(Data entries)

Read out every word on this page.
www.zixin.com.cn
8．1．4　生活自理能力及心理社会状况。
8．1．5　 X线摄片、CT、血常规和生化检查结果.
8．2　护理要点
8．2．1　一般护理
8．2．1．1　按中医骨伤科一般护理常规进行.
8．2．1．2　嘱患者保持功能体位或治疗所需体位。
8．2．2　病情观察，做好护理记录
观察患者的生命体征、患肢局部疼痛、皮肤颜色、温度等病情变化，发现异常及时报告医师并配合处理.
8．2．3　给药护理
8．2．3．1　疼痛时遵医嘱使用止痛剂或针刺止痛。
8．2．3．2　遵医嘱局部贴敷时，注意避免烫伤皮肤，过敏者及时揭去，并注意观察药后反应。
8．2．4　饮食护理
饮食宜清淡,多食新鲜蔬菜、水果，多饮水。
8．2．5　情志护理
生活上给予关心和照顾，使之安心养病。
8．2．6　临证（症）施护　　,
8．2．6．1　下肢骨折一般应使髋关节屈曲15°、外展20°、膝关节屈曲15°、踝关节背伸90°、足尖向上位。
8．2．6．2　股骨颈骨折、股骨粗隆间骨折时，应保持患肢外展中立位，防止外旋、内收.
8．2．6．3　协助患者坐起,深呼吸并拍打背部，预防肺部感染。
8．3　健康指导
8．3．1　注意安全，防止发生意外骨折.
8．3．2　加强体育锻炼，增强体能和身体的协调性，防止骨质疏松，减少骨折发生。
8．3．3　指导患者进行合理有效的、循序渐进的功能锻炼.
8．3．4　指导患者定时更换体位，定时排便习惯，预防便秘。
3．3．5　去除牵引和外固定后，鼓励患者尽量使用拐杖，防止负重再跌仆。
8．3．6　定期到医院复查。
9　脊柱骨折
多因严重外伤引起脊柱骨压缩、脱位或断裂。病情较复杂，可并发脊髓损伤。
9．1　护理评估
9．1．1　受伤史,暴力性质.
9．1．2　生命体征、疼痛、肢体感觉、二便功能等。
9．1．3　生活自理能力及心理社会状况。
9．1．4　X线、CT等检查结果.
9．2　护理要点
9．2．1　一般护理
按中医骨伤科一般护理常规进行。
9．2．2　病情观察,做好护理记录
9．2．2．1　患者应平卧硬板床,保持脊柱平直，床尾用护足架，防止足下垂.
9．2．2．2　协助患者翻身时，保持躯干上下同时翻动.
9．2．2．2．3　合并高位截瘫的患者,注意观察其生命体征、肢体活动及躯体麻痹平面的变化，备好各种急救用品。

■ Given instruction
Provide only the number of lines in the records containing the string "按中医骨伤科一般护理常规进行".

■ Exercise output
2